Material shown:
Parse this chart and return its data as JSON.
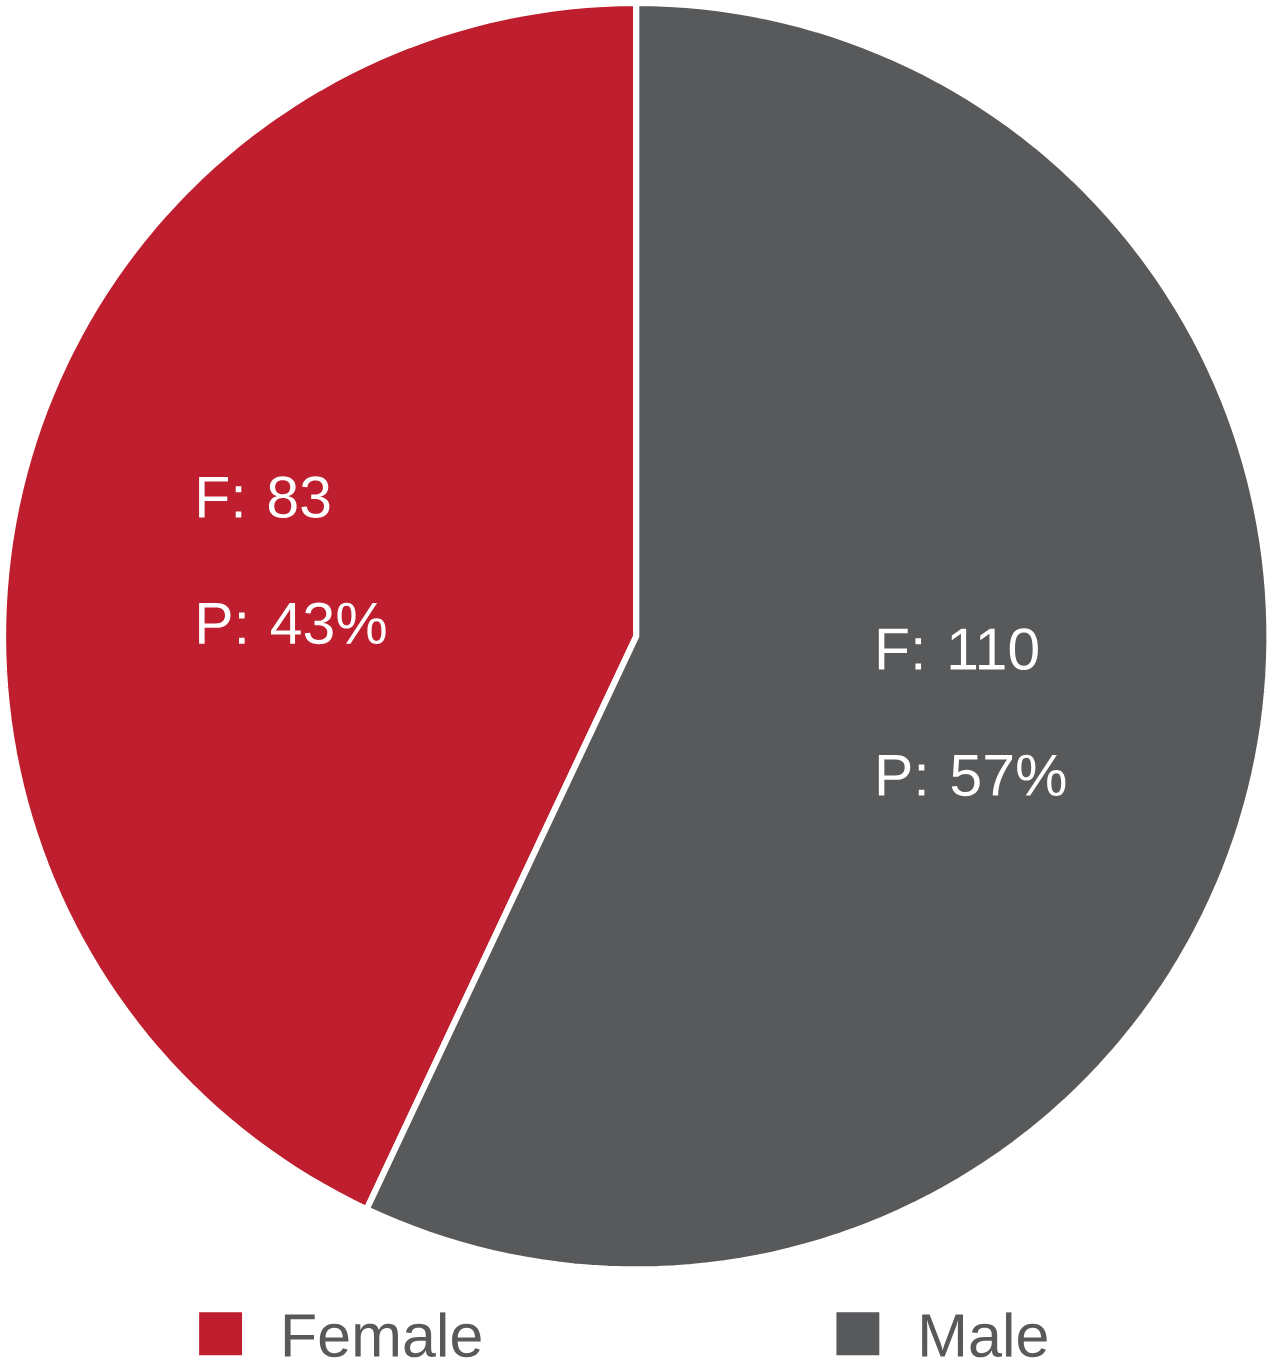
{
  "chart_data": {
    "type": "pie",
    "categories": [
      "Female",
      "Male"
    ],
    "values": [
      43,
      57
    ],
    "colors": [
      "#be1e2d",
      "#58595b"
    ],
    "value_labels": [
      "F: 83 P: 43%",
      "F: 110 P: 57%"
    ],
    "legend": "bottom"
  }
}
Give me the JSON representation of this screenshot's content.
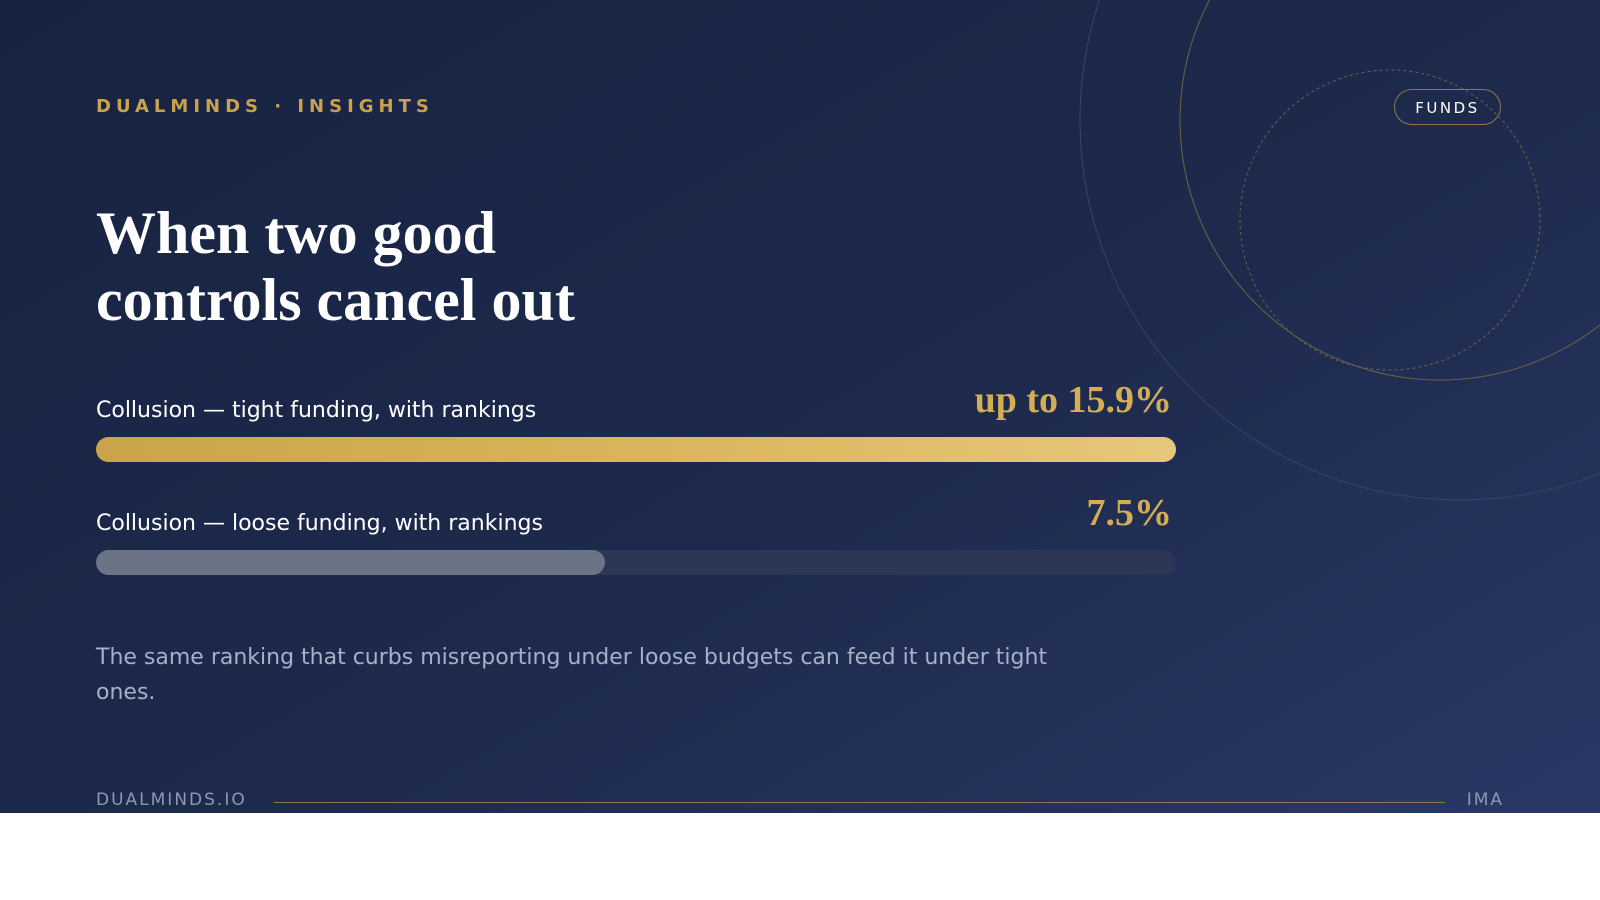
{
  "header": {
    "brand": "DUALMINDS · INSIGHTS",
    "badge": "FUNDS"
  },
  "chart_data": {
    "type": "hbar",
    "title": "When two good controls cancel out",
    "categories": [
      "Collusion — tight funding, with rankings",
      "Collusion — loose funding, with rankings"
    ],
    "values": [
      15.9,
      7.5
    ],
    "value_labels": [
      "up to 15.9%",
      "7.5%"
    ],
    "colors": [
      "#d9b45a",
      "#6b7387"
    ],
    "xlim": [
      0,
      15.9
    ]
  },
  "caption": "The same ranking that curbs misreporting under loose budgets can feed it under tight ones.",
  "footer": {
    "site": "DUALMINDS.IO",
    "tag": "IMA"
  }
}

Short problem: Transcribe the entries above verbatim, omitting their pictures.

Solution to this exercise:
Parse this chart and return its data as JSON.
{
  "chart_data": {
    "type": "pie",
    "categories": [
      "Female",
      "Male"
    ],
    "values": [
      43,
      57
    ],
    "colors": [
      "#be1e2d",
      "#58595b"
    ],
    "value_labels": [
      "F: 83 P: 43%",
      "F: 110 P: 57%"
    ],
    "legend": "bottom"
  }
}
Give me the JSON representation of this screenshot's content.
{
  "header": {
    "brand": "DUALMINDS · INSIGHTS",
    "badge": "FUNDS"
  },
  "chart_data": {
    "type": "hbar",
    "title": "When two good controls cancel out",
    "categories": [
      "Collusion — tight funding, with rankings",
      "Collusion — loose funding, with rankings"
    ],
    "values": [
      15.9,
      7.5
    ],
    "value_labels": [
      "up to 15.9%",
      "7.5%"
    ],
    "colors": [
      "#d9b45a",
      "#6b7387"
    ],
    "xlim": [
      0,
      15.9
    ]
  },
  "caption": "The same ranking that curbs misreporting under loose budgets can feed it under tight ones.",
  "footer": {
    "site": "DUALMINDS.IO",
    "tag": "IMA"
  }
}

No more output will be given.